Data entries:
>> start

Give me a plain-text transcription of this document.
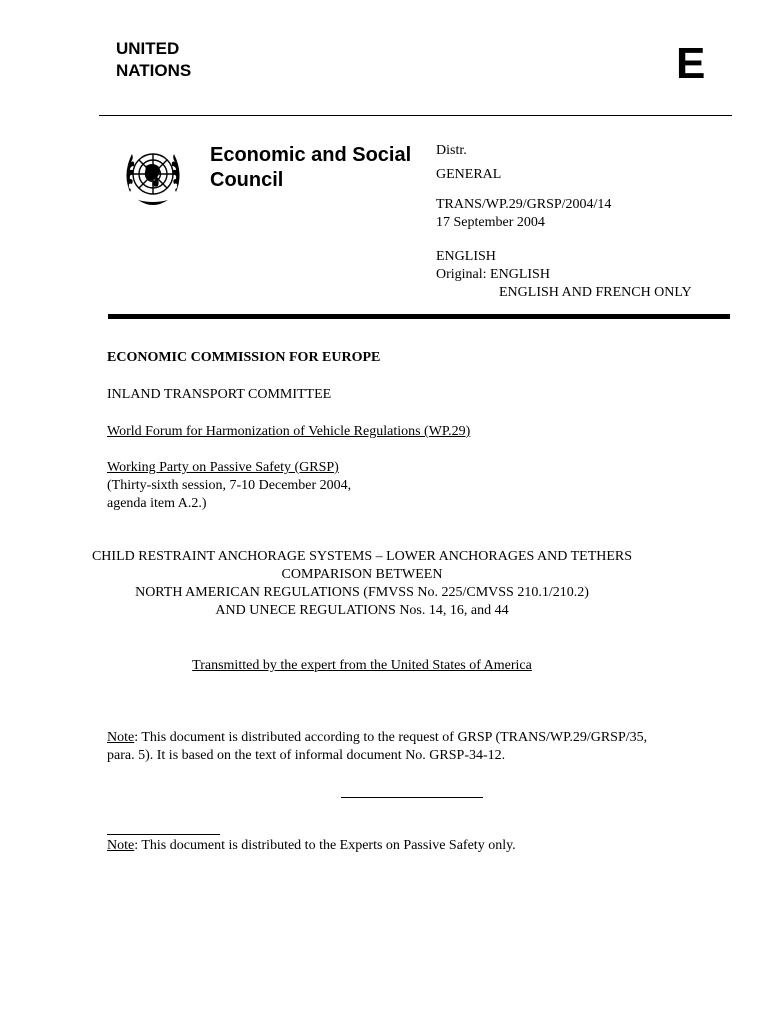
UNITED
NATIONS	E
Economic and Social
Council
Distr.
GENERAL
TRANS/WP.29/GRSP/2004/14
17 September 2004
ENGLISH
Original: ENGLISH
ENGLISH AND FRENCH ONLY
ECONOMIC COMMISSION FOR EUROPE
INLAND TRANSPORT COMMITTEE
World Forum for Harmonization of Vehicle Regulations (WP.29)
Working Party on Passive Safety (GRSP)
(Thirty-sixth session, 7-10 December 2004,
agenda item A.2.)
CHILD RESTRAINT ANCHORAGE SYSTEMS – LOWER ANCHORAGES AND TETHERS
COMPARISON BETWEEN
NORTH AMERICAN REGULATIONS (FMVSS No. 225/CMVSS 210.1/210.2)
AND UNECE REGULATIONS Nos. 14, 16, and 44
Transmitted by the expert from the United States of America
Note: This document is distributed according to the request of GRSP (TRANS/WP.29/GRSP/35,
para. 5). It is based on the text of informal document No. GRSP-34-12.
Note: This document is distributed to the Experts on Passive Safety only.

>> end

* **Task objective**: Each line of the material must be retyped exactly, except that images are omitted.

* **Complete output**:
Give me a plain-text transcription of this document.
UNITED
NATIONS	E
Economic and Social
Council
Distr.
GENERAL
TRANS/WP.29/GRSP/2004/14
17 September 2004
ENGLISH
Original: ENGLISH
ENGLISH AND FRENCH ONLY
ECONOMIC COMMISSION FOR EUROPE
INLAND TRANSPORT COMMITTEE
World Forum for Harmonization of Vehicle Regulations (WP.29)
Working Party on Passive Safety (GRSP)
(Thirty-sixth session, 7-10 December 2004,
agenda item A.2.)
CHILD RESTRAINT ANCHORAGE SYSTEMS – LOWER ANCHORAGES AND TETHERS
COMPARISON BETWEEN
NORTH AMERICAN REGULATIONS (FMVSS No. 225/CMVSS 210.1/210.2)
AND UNECE REGULATIONS Nos. 14, 16, and 44
Transmitted by the expert from the United States of America
Note: This document is distributed according to the request of GRSP (TRANS/WP.29/GRSP/35,
para. 5). It is based on the text of informal document No. GRSP-34-12.
Note: This document is distributed to the Experts on Passive Safety only.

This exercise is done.